#### STATED EXERCISE
Only a number is wanted here: the number of lines of the data that include "uses".

#### RECORDS FOR THE EXERCISE
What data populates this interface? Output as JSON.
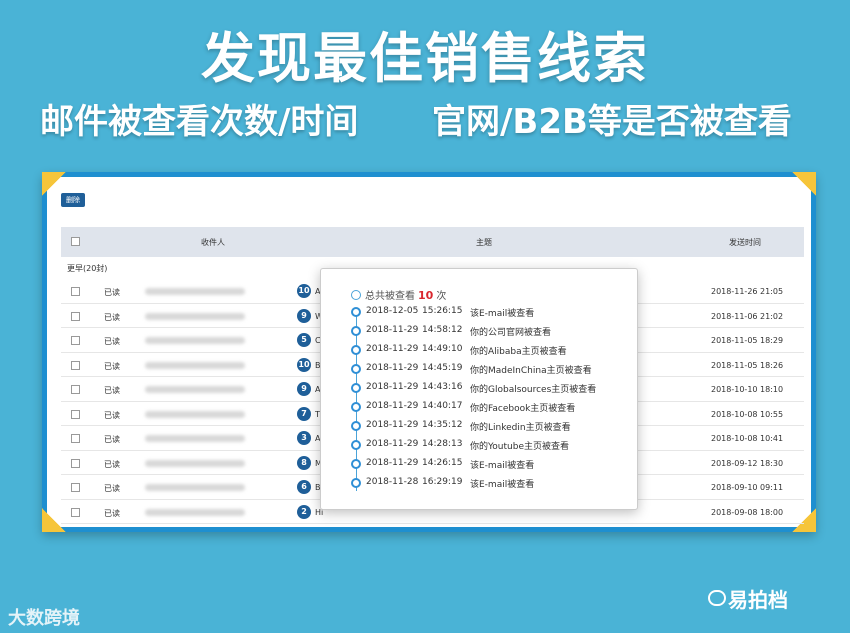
{
  "banner": {
    "title": "发现最佳销售线索",
    "subtitle_left": "邮件被查看次数/时间",
    "subtitle_right": "官网/B2B等是否被查看"
  },
  "toolbar": {
    "delete_label": "删除"
  },
  "table": {
    "headers": {
      "recipient": "收件人",
      "subject": "主题",
      "sent_time": "发送时间"
    },
    "group_label": "更早(20封)",
    "rows": [
      {
        "status": "已读",
        "count": "10",
        "subject_initial": "A",
        "sent": "2018-11-26 21:05"
      },
      {
        "status": "已读",
        "count": "9",
        "subject_initial": "W",
        "sent": "2018-11-06 21:02"
      },
      {
        "status": "已读",
        "count": "5",
        "subject_initial": "Co",
        "sent": "2018-11-05 18:29"
      },
      {
        "status": "已读",
        "count": "10",
        "subject_initial": "Be",
        "sent": "2018-11-05 18:26"
      },
      {
        "status": "已读",
        "count": "9",
        "subject_initial": "Ac",
        "sent": "2018-10-10 18:10"
      },
      {
        "status": "已读",
        "count": "7",
        "subject_initial": "Th",
        "sent": "2018-10-08 10:55"
      },
      {
        "status": "已读",
        "count": "3",
        "subject_initial": "Al",
        "sent": "2018-10-08 10:41"
      },
      {
        "status": "已读",
        "count": "8",
        "subject_initial": "M",
        "sent": "2018-09-12 18:30"
      },
      {
        "status": "已读",
        "count": "6",
        "subject_initial": "BT",
        "sent": "2018-09-10 09:11"
      },
      {
        "status": "已读",
        "count": "2",
        "subject_initial": "Hi",
        "sent": "2018-09-08 18:00"
      }
    ]
  },
  "popup": {
    "total_prefix": "总共被查看",
    "total_count": "10",
    "total_suffix": "次",
    "events": [
      {
        "date": "2018-12-05",
        "time": "15:26:15",
        "desc": "该E-mail被查看"
      },
      {
        "date": "2018-11-29",
        "time": "14:58:12",
        "desc": "你的公司官网被查看"
      },
      {
        "date": "2018-11-29",
        "time": "14:49:10",
        "desc": "你的Alibaba主页被查看"
      },
      {
        "date": "2018-11-29",
        "time": "14:45:19",
        "desc": "你的MadeInChina主页被查看"
      },
      {
        "date": "2018-11-29",
        "time": "14:43:16",
        "desc": "你的Globalsources主页被查看"
      },
      {
        "date": "2018-11-29",
        "time": "14:40:17",
        "desc": "你的Facebook主页被查看"
      },
      {
        "date": "2018-11-29",
        "time": "14:35:12",
        "desc": "你的Linkedin主页被查看"
      },
      {
        "date": "2018-11-29",
        "time": "14:28:13",
        "desc": "你的Youtube主页被查看"
      },
      {
        "date": "2018-11-29",
        "time": "14:26:15",
        "desc": "该E-mail被查看"
      },
      {
        "date": "2018-11-28",
        "time": "16:29:19",
        "desc": "该E-mail被查看"
      }
    ]
  },
  "footer": {
    "left_logo": "大数跨境",
    "right_logo": "易拍档"
  },
  "colors": {
    "background": "#4ab3d6",
    "frame": "#1e8fd0",
    "badge": "#1f5f99",
    "highlight": "#d9272e"
  }
}
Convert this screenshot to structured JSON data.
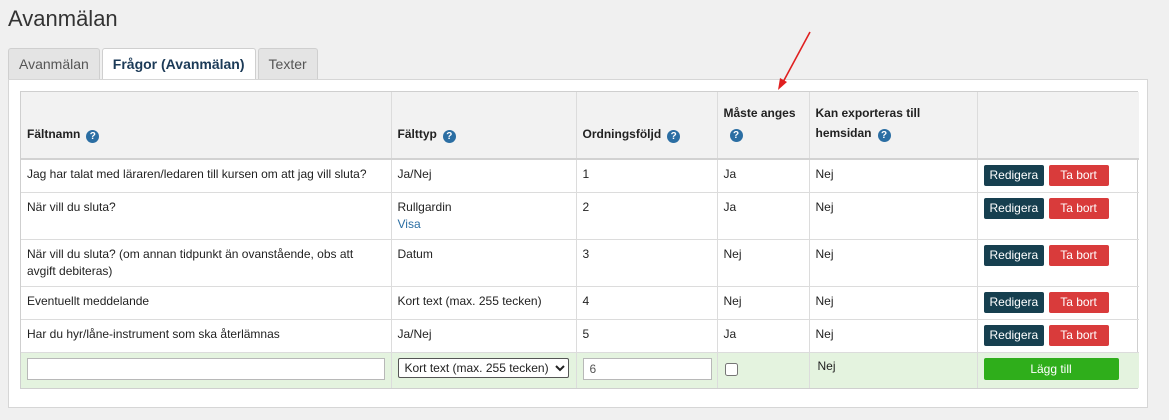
{
  "page": {
    "title": "Avanmälan"
  },
  "tabs": [
    {
      "label": "Avanmälan",
      "active": false
    },
    {
      "label": "Frågor (Avanmälan)",
      "active": true
    },
    {
      "label": "Texter",
      "active": false
    }
  ],
  "table": {
    "columns": [
      {
        "label": "Fältnamn",
        "help": "?"
      },
      {
        "label": "Fälttyp",
        "help": "?"
      },
      {
        "label": "Ordningsföljd",
        "help": "?"
      },
      {
        "label": "Måste anges",
        "help": "?"
      },
      {
        "label": "Kan exporteras till hemsidan",
        "help": "?"
      },
      {
        "label": ""
      }
    ],
    "rows": [
      {
        "name": "Jag har talat med läraren/ledaren till kursen om att jag vill sluta?",
        "type": "Ja/Nej",
        "type_link": "",
        "order": "1",
        "required": "Ja",
        "export": "Nej"
      },
      {
        "name": "När vill du sluta?",
        "type": "Rullgardin",
        "type_link": "Visa",
        "order": "2",
        "required": "Ja",
        "export": "Nej"
      },
      {
        "name": "När vill du sluta? (om annan tidpunkt än ovanstående, obs att avgift debiteras)",
        "type": "Datum",
        "type_link": "",
        "order": "3",
        "required": "Nej",
        "export": "Nej"
      },
      {
        "name": "Eventuellt meddelande",
        "type": "Kort text (max. 255 tecken)",
        "type_link": "",
        "order": "4",
        "required": "Nej",
        "export": "Nej"
      },
      {
        "name": "Har du hyr/låne-instrument som ska återlämnas",
        "type": "Ja/Nej",
        "type_link": "",
        "order": "5",
        "required": "Ja",
        "export": "Nej"
      }
    ],
    "edit_label": "Redigera",
    "delete_label": "Ta bort"
  },
  "add_row": {
    "name_value": "",
    "type_selected": "Kort text (max. 255 tecken)",
    "order_value": "6",
    "required_checked": false,
    "export_value": "Nej",
    "add_label": "Lägg till"
  },
  "colors": {
    "edit_button": "#163f4f",
    "delete_button": "#d93b3b",
    "add_button": "#2fae1b",
    "add_row_bg": "#e4f3df",
    "help_icon": "#2b6ea3",
    "annotation_arrow": "#e02020"
  },
  "icons": {
    "help": "question-circle-icon",
    "annotation": "red-arrow-annotation"
  }
}
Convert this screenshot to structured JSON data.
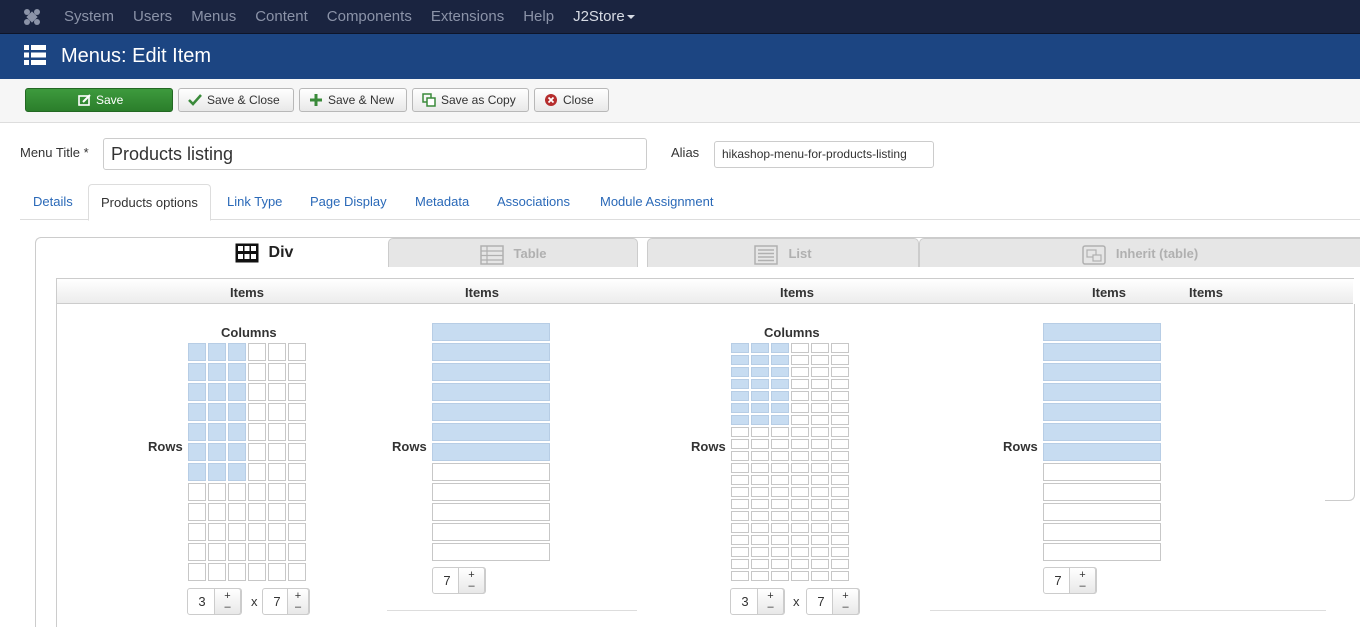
{
  "topnav": {
    "items": [
      "System",
      "Users",
      "Menus",
      "Content",
      "Components",
      "Extensions",
      "Help",
      "J2Store"
    ]
  },
  "header": {
    "title": "Menus: Edit Item"
  },
  "toolbar": {
    "save": "Save",
    "save_close": "Save & Close",
    "save_new": "Save & New",
    "save_copy": "Save as Copy",
    "close": "Close"
  },
  "form": {
    "menu_title_label": "Menu Title *",
    "menu_title_value": "Products listing",
    "alias_label": "Alias",
    "alias_value": "hikashop-menu-for-products-listing"
  },
  "tabs": [
    "Details",
    "Products options",
    "Link Type",
    "Page Display",
    "Metadata",
    "Associations",
    "Module Assignment"
  ],
  "layout_tabs": {
    "div": "Div",
    "table": "Table",
    "list": "List",
    "inherit": "Inherit (table)"
  },
  "panels": {
    "items_headers": [
      "Items",
      "Items",
      "Items",
      "Items",
      "Items"
    ],
    "columns_label": "Columns",
    "rows_label": "Rows",
    "div_grid": {
      "cols": 3,
      "rows": 7
    },
    "table_rows": 7,
    "list_grid": {
      "cols": 3,
      "rows": 7
    },
    "inherit_rows": 7,
    "spin": {
      "cols": "3",
      "rows": "7",
      "x": "x",
      "plus": "+",
      "minus": "–"
    }
  },
  "colors": {
    "topnav": "#1a2440",
    "header": "#1c4582",
    "save": "#2b7e2b",
    "cell_on": "#c7dcf1",
    "link": "#2a69b8"
  }
}
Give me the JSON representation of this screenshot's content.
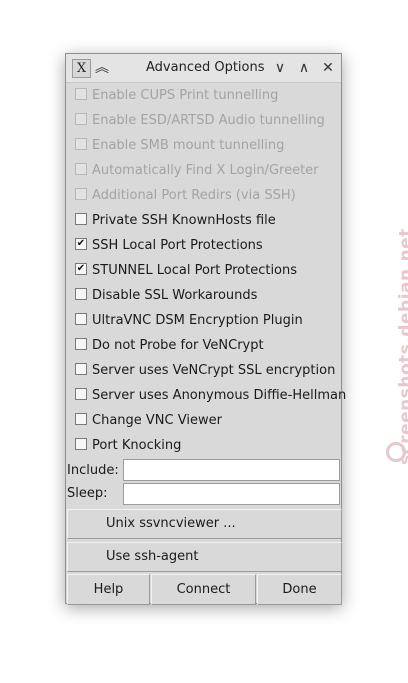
{
  "window": {
    "title": "Advanced Options",
    "app_icon_glyph": "X",
    "controls": [
      "∨",
      "∧",
      "✕"
    ]
  },
  "options": [
    {
      "label": "Enable CUPS Print tunnelling",
      "checked": false,
      "disabled": true
    },
    {
      "label": "Enable ESD/ARTSD Audio tunnelling",
      "checked": false,
      "disabled": true
    },
    {
      "label": "Enable SMB mount tunnelling",
      "checked": false,
      "disabled": true
    },
    {
      "label": "Automatically Find X Login/Greeter",
      "checked": false,
      "disabled": true
    },
    {
      "label": "Additional Port Redirs (via SSH)",
      "checked": false,
      "disabled": true
    },
    {
      "label": "Private SSH KnownHosts file",
      "checked": false,
      "disabled": false
    },
    {
      "label": "SSH Local Port Protections",
      "checked": true,
      "disabled": false
    },
    {
      "label": "STUNNEL Local Port Protections",
      "checked": true,
      "disabled": false
    },
    {
      "label": "Disable SSL Workarounds",
      "checked": false,
      "disabled": false
    },
    {
      "label": "UltraVNC DSM Encryption Plugin",
      "checked": false,
      "disabled": false
    },
    {
      "label": "Do not Probe for VeNCrypt",
      "checked": false,
      "disabled": false
    },
    {
      "label": "Server uses VeNCrypt SSL encryption",
      "checked": false,
      "disabled": false
    },
    {
      "label": "Server uses Anonymous Diffie-Hellman",
      "checked": false,
      "disabled": false
    },
    {
      "label": "Change VNC Viewer",
      "checked": false,
      "disabled": false
    },
    {
      "label": "Port Knocking",
      "checked": false,
      "disabled": false
    }
  ],
  "fields": {
    "include_label": "Include:",
    "include_value": "",
    "sleep_label": "Sleep:",
    "sleep_value": ""
  },
  "buttons": {
    "unix_viewer": "Unix ssvncviewer ...",
    "ssh_agent": "Use ssh-agent",
    "help": "Help",
    "connect": "Connect",
    "done": "Done"
  },
  "watermark": "screenshots.debian.net",
  "colors": {
    "window_bg": "#d9d9d9",
    "disabled_text": "#a3a3a3",
    "watermark": "#e8c8cc"
  }
}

#### WRITTEN RESPONSE
2